SHORT EXERCISE » Out of the lines below, please list those that hold the string "Manufacture".

(begin)

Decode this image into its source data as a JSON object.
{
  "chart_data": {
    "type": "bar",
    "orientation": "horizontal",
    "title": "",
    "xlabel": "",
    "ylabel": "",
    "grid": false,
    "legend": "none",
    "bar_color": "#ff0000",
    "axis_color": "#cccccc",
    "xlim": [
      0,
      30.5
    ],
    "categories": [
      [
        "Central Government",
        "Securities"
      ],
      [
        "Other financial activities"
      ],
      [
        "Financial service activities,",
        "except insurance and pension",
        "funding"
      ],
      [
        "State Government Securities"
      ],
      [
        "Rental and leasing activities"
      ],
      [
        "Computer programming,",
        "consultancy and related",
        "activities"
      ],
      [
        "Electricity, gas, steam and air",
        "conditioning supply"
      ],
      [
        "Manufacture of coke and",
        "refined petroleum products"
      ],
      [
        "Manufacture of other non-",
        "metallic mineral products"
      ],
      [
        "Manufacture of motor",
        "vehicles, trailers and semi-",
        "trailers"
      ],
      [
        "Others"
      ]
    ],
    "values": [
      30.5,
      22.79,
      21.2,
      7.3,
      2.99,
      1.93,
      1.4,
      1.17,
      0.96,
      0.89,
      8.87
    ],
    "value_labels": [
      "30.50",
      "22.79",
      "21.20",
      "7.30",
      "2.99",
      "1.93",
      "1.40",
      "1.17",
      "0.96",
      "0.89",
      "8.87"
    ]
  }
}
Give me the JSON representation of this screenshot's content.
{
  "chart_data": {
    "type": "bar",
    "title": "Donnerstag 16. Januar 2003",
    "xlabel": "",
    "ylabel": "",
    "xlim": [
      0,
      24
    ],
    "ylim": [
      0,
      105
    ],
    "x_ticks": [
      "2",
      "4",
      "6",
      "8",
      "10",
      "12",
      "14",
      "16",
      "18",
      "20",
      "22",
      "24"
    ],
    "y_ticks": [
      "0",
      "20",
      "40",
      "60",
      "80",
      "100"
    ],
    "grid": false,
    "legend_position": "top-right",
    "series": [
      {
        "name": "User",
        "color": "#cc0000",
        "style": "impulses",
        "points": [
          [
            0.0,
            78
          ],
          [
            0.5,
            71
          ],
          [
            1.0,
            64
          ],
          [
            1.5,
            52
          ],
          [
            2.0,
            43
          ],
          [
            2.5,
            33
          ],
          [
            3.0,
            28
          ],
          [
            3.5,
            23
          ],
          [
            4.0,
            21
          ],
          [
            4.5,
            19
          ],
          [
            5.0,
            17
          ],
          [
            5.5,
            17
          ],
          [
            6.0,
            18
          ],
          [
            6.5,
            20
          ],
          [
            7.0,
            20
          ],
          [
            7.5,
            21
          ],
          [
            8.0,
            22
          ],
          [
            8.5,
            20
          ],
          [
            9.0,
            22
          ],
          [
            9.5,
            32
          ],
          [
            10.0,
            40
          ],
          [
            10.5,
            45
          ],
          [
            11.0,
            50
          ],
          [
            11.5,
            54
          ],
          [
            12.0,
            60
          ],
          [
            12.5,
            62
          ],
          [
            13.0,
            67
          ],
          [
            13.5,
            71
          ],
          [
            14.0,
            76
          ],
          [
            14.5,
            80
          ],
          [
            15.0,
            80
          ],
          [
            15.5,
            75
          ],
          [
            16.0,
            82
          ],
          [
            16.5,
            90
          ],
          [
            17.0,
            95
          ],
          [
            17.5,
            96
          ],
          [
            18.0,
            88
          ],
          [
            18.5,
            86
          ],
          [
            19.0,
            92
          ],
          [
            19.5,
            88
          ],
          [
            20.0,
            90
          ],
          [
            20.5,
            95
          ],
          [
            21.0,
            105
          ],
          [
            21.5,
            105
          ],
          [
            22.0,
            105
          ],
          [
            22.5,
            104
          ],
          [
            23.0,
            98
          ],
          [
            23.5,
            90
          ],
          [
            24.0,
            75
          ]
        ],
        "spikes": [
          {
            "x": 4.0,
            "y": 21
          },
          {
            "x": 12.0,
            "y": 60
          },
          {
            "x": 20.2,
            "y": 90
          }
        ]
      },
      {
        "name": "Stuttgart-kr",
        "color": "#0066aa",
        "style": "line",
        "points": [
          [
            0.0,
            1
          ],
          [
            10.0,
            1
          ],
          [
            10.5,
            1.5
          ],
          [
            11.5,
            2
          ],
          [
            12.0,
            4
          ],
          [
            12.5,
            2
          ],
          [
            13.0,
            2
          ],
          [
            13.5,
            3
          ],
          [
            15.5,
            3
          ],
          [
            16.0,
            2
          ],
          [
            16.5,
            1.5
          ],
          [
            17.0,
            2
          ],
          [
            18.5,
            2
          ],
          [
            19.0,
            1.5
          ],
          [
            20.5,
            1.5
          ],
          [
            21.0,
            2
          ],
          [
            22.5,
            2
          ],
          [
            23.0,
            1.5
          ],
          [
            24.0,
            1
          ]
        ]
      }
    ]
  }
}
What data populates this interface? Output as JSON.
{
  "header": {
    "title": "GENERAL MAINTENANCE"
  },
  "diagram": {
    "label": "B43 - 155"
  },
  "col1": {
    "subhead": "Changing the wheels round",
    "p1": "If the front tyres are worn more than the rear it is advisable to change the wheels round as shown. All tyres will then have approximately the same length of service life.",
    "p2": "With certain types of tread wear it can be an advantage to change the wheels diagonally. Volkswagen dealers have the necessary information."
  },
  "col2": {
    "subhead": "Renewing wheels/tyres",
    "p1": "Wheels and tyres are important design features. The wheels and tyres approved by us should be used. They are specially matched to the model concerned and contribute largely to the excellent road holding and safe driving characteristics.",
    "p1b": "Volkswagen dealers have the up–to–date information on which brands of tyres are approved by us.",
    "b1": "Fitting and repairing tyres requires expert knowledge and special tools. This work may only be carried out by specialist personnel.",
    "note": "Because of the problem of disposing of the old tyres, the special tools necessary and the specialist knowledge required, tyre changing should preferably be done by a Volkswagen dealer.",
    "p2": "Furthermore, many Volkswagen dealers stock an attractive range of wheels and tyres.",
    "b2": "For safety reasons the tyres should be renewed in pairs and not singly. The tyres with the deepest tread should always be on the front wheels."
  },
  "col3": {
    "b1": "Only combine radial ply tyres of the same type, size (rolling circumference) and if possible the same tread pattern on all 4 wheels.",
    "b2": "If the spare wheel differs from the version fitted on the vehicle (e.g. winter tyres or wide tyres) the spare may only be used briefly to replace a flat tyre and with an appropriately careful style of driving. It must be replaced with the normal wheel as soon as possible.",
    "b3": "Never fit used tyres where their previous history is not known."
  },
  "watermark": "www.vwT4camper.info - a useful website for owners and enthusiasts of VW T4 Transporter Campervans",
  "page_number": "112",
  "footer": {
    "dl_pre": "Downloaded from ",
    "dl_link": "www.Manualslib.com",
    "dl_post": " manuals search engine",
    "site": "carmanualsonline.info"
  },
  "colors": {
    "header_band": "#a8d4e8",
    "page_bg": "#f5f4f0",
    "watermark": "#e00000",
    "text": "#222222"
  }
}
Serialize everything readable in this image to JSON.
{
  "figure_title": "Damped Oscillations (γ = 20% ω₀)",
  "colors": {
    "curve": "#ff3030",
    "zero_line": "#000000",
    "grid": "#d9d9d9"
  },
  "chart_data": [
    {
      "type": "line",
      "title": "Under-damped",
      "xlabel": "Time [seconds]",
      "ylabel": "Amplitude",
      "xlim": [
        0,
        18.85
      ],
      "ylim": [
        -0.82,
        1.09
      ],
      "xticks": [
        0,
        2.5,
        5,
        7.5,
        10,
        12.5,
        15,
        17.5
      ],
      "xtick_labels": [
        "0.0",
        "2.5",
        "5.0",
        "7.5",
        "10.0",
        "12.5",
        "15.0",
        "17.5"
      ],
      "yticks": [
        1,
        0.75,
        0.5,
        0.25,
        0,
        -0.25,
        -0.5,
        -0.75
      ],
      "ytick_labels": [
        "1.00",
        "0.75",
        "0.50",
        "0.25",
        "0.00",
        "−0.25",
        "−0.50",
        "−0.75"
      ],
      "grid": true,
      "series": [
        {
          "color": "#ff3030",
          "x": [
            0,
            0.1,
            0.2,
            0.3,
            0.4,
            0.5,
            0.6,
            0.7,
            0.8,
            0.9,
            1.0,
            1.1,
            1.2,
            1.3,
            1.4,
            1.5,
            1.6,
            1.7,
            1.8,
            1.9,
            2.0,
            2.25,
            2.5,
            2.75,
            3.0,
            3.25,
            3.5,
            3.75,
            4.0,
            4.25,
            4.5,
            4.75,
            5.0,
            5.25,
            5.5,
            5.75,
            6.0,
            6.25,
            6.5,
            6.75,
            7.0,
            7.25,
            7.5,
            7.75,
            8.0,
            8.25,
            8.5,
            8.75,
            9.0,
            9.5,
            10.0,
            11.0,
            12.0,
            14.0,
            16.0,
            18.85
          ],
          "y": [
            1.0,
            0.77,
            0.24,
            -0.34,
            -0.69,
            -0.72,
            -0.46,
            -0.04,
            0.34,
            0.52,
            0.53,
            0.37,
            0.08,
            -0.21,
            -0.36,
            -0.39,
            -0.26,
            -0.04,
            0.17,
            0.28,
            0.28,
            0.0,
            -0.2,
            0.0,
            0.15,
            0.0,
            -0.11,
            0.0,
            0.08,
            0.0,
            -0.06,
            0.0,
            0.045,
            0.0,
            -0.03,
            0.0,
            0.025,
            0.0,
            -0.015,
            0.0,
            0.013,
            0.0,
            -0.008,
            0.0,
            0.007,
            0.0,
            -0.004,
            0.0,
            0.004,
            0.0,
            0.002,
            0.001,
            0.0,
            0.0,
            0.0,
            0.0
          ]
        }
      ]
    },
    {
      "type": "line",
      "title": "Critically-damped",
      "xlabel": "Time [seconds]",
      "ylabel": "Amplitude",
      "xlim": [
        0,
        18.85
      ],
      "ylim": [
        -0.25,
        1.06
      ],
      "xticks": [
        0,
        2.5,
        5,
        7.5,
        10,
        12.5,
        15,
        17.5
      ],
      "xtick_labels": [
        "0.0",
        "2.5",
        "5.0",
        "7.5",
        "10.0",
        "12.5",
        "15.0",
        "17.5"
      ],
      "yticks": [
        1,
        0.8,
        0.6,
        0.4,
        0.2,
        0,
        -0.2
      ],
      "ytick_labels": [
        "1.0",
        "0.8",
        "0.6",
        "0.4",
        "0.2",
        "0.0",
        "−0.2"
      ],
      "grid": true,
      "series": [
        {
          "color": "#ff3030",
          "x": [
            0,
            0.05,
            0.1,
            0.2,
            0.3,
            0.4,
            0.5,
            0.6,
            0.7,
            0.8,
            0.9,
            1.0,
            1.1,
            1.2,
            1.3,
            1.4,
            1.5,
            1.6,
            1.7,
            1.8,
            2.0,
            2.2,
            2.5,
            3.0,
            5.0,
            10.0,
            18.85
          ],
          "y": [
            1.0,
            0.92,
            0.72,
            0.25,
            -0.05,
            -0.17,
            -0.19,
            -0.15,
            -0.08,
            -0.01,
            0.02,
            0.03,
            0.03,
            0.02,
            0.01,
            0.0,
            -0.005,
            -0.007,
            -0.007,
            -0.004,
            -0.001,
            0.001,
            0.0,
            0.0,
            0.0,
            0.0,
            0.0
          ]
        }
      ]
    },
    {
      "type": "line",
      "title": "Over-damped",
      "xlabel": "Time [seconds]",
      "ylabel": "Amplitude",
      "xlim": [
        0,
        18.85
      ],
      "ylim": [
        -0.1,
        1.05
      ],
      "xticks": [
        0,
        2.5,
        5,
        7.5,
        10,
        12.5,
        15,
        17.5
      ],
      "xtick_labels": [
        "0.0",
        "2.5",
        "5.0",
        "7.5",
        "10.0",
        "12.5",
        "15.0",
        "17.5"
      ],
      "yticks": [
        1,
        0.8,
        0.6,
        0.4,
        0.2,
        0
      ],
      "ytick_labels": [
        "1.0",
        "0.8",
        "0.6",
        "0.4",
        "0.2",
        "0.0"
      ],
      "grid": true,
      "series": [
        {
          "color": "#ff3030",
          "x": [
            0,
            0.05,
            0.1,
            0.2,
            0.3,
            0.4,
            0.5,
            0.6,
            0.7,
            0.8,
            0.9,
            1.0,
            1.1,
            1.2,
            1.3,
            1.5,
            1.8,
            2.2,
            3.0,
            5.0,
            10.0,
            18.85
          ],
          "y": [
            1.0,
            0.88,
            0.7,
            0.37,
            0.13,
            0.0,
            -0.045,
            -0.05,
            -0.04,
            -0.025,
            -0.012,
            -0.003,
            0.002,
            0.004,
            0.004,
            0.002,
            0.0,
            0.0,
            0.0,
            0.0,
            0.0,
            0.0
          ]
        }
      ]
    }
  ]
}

(end)

TASK OUTPUT »
        "Manufacture of coke and",
        "Manufacture of other non-",
        "Manufacture of motor",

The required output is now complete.